**PROBLEM**
Pull out every line below that contains the word "this".

**STORED RECORDS**

===============

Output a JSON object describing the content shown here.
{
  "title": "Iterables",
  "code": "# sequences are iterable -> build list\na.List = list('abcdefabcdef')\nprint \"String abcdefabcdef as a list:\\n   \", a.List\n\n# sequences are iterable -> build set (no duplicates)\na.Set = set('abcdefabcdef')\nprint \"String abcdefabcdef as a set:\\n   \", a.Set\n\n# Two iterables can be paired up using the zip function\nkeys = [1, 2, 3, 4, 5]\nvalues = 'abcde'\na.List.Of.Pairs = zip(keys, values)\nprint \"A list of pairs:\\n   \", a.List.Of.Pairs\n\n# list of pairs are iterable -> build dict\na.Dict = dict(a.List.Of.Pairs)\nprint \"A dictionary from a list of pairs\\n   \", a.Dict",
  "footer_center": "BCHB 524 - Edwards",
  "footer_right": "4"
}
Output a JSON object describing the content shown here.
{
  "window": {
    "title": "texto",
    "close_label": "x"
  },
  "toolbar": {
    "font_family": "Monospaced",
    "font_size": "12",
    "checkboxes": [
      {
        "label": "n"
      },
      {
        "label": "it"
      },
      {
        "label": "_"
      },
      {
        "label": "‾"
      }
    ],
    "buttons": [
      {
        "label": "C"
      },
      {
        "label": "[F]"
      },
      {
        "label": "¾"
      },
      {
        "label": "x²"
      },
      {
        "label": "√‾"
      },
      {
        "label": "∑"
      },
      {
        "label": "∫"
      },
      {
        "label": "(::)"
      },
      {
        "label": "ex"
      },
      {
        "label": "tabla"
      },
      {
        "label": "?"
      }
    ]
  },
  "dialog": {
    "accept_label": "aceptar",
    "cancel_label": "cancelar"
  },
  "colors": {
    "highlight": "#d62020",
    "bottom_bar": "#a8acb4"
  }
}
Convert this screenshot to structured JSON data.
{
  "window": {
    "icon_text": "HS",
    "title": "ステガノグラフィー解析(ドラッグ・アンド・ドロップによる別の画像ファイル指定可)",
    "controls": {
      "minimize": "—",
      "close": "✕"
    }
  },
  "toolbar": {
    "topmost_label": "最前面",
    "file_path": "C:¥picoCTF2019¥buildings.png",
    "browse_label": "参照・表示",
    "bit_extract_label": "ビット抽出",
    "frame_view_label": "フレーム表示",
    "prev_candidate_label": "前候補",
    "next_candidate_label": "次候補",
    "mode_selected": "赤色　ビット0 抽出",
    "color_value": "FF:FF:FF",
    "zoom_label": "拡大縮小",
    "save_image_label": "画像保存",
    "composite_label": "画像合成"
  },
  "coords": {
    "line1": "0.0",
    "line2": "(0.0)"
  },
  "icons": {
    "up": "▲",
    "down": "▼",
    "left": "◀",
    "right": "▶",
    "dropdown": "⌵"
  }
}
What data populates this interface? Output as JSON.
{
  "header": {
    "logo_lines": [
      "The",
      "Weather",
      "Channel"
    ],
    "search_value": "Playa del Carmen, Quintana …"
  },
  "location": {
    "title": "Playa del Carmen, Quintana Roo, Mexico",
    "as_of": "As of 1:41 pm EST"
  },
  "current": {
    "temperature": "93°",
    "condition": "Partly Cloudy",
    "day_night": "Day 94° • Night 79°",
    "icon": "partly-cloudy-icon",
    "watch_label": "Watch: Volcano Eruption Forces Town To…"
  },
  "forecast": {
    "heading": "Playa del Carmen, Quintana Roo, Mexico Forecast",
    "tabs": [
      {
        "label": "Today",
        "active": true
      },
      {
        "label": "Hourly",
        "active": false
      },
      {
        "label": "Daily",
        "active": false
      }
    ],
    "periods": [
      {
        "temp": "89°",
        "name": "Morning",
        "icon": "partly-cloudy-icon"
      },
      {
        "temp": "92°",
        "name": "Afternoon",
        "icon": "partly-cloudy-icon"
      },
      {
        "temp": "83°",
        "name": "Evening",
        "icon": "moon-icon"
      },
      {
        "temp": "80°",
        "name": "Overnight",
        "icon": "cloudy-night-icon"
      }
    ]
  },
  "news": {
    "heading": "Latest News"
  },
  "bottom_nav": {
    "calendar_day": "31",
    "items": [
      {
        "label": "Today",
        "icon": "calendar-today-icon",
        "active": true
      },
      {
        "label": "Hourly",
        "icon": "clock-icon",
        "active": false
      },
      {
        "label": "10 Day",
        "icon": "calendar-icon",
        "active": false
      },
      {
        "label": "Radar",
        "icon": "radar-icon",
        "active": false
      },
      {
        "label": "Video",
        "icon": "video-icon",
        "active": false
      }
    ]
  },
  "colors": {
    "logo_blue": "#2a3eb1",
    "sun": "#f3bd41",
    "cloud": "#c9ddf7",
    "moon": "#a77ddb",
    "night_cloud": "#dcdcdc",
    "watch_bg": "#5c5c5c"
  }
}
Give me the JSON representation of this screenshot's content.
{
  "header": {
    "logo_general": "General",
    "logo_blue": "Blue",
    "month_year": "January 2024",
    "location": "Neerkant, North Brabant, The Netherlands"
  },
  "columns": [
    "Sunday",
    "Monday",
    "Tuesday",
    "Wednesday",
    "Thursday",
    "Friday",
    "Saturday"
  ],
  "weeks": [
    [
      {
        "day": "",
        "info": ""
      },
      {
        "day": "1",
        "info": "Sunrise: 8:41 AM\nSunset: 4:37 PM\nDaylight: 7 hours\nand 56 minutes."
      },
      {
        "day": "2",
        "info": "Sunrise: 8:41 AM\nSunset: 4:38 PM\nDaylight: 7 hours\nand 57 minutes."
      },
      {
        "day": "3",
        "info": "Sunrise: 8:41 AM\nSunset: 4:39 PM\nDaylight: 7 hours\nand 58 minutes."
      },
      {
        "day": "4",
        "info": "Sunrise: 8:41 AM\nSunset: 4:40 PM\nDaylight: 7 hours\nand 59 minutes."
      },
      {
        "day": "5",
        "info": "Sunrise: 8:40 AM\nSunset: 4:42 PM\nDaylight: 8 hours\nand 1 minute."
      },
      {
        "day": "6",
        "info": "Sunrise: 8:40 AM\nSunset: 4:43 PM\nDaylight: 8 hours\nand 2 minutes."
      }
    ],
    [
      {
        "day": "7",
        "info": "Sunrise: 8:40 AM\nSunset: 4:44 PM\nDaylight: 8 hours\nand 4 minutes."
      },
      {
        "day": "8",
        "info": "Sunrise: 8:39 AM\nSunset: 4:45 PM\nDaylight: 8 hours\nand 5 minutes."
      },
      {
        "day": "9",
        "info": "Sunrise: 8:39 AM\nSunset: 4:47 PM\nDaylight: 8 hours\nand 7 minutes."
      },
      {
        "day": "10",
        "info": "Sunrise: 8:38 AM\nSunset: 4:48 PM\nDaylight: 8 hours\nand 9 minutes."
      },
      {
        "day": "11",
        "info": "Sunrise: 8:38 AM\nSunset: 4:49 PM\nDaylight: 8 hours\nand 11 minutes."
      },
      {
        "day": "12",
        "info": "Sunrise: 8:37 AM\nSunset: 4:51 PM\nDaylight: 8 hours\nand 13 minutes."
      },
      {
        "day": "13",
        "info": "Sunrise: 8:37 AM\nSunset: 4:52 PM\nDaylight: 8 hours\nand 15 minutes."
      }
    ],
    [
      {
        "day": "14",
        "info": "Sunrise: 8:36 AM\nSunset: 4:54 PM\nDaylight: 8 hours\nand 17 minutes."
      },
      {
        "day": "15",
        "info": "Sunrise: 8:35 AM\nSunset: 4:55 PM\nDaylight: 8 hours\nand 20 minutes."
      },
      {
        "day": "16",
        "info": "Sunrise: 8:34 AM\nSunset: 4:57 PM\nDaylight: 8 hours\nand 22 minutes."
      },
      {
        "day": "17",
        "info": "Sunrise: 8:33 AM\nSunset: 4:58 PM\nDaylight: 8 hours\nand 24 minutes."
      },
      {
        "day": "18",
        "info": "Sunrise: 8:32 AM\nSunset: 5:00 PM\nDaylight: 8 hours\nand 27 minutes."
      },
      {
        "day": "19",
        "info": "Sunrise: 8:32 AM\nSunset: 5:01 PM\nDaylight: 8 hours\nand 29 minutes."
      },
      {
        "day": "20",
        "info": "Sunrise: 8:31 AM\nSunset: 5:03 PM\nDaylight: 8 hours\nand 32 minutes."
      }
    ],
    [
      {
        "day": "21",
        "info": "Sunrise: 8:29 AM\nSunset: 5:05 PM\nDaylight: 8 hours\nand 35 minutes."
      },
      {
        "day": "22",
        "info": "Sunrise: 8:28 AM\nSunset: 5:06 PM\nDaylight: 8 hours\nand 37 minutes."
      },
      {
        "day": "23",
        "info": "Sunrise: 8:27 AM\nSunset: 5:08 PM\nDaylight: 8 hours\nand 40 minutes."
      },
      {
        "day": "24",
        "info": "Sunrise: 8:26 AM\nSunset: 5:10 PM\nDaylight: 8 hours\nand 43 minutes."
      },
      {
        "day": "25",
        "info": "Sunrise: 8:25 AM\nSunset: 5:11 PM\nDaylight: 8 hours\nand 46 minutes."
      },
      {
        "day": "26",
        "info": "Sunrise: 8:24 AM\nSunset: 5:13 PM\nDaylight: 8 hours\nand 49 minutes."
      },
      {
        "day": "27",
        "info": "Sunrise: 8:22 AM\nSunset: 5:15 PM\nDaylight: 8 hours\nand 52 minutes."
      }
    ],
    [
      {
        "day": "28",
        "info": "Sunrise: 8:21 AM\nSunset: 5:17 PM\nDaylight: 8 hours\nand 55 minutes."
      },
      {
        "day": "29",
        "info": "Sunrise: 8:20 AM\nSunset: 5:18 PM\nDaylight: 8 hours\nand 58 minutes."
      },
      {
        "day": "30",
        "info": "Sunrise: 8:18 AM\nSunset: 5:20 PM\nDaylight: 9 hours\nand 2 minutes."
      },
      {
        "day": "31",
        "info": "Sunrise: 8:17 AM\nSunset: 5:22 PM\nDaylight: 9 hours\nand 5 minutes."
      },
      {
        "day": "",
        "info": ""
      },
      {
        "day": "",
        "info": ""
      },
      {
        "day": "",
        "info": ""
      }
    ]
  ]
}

===============

**REPLY**
Convert this screenshot to structured JSON data.
What data populates this interface? Output as JSON.
Give me the JSON representation of this screenshot's content.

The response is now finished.